Goal: Transcribe all of the data exactly. Omit the pictures.
[begin Records]
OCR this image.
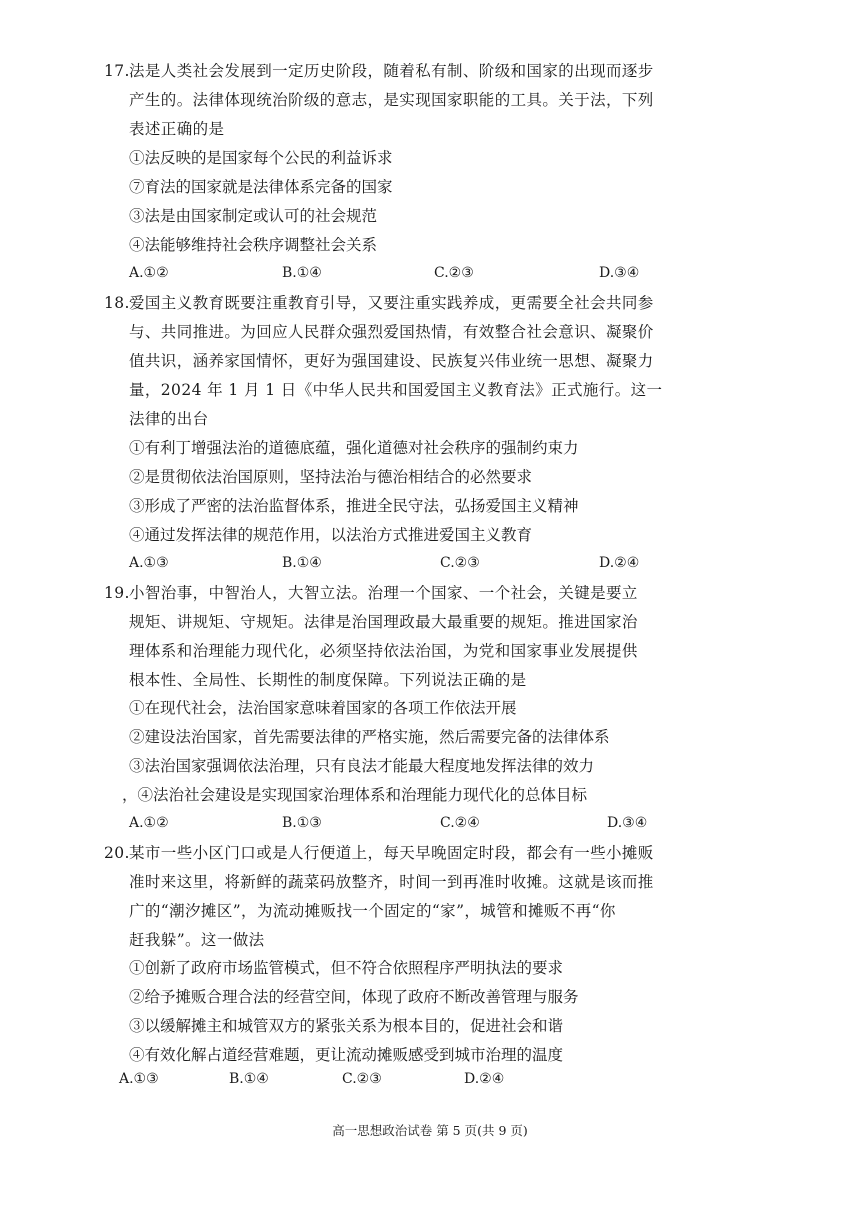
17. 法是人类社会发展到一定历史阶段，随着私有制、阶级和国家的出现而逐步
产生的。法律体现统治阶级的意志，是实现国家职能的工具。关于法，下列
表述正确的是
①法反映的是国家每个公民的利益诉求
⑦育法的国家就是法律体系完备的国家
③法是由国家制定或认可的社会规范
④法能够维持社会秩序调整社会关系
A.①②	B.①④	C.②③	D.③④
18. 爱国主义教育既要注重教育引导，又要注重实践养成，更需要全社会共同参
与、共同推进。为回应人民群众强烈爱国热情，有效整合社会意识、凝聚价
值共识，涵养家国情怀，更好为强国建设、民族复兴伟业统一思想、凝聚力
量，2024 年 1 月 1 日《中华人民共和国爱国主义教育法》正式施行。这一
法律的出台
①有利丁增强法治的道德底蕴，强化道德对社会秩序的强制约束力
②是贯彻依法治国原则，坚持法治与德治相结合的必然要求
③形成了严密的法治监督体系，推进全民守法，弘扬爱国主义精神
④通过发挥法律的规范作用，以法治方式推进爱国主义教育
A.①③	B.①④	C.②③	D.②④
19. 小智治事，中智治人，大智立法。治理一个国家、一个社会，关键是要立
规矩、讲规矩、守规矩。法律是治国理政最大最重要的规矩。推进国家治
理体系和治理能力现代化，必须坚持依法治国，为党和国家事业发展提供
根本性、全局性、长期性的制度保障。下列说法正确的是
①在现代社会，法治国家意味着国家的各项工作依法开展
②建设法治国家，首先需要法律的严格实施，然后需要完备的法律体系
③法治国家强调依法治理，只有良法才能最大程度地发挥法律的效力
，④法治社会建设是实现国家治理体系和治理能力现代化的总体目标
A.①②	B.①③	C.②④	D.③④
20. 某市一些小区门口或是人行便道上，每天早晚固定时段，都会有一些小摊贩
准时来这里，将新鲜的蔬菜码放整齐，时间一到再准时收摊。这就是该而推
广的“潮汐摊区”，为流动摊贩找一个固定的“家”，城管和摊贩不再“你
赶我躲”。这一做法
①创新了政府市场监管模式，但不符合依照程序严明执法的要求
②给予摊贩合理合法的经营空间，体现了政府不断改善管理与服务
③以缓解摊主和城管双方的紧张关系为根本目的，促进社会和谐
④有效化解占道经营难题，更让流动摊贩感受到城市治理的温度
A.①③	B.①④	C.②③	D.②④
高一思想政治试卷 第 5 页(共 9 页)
[end Records]
Written response:
OCR this image.
17. 法是人类社会发展到一定历史阶段，随着私有制、阶级和国家的出现而逐步
产生的。法律体现统治阶级的意志，是实现国家职能的工具。关于法，下列
表述正确的是
①法反映的是国家每个公民的利益诉求
⑦育法的国家就是法律体系完备的国家
③法是由国家制定或认可的社会规范
④法能够维持社会秩序调整社会关系
A.①②	B.①④	C.②③	D.③④
18. 爱国主义教育既要注重教育引导，又要注重实践养成，更需要全社会共同参
与、共同推进。为回应人民群众强烈爱国热情，有效整合社会意识、凝聚价
值共识，涵养家国情怀，更好为强国建设、民族复兴伟业统一思想、凝聚力
量，2024 年 1 月 1 日《中华人民共和国爱国主义教育法》正式施行。这一
法律的出台
①有利丁增强法治的道德底蕴，强化道德对社会秩序的强制约束力
②是贯彻依法治国原则，坚持法治与德治相结合的必然要求
③形成了严密的法治监督体系，推进全民守法，弘扬爱国主义精神
④通过发挥法律的规范作用，以法治方式推进爱国主义教育
A.①③	B.①④	C.②③	D.②④
19. 小智治事，中智治人，大智立法。治理一个国家、一个社会，关键是要立
规矩、讲规矩、守规矩。法律是治国理政最大最重要的规矩。推进国家治
理体系和治理能力现代化，必须坚持依法治国，为党和国家事业发展提供
根本性、全局性、长期性的制度保障。下列说法正确的是
①在现代社会，法治国家意味着国家的各项工作依法开展
②建设法治国家，首先需要法律的严格实施，然后需要完备的法律体系
③法治国家强调依法治理，只有良法才能最大程度地发挥法律的效力
，④法治社会建设是实现国家治理体系和治理能力现代化的总体目标
A.①②	B.①③	C.②④	D.③④
20. 某市一些小区门口或是人行便道上，每天早晚固定时段，都会有一些小摊贩
准时来这里，将新鲜的蔬菜码放整齐，时间一到再准时收摊。这就是该而推
广的“潮汐摊区”，为流动摊贩找一个固定的“家”，城管和摊贩不再“你
赶我躲”。这一做法
①创新了政府市场监管模式，但不符合依照程序严明执法的要求
②给予摊贩合理合法的经营空间，体现了政府不断改善管理与服务
③以缓解摊主和城管双方的紧张关系为根本目的，促进社会和谐
④有效化解占道经营难题，更让流动摊贩感受到城市治理的温度
A.①③	B.①④	C.②③	D.②④
高一思想政治试卷 第 5 页(共 9 页)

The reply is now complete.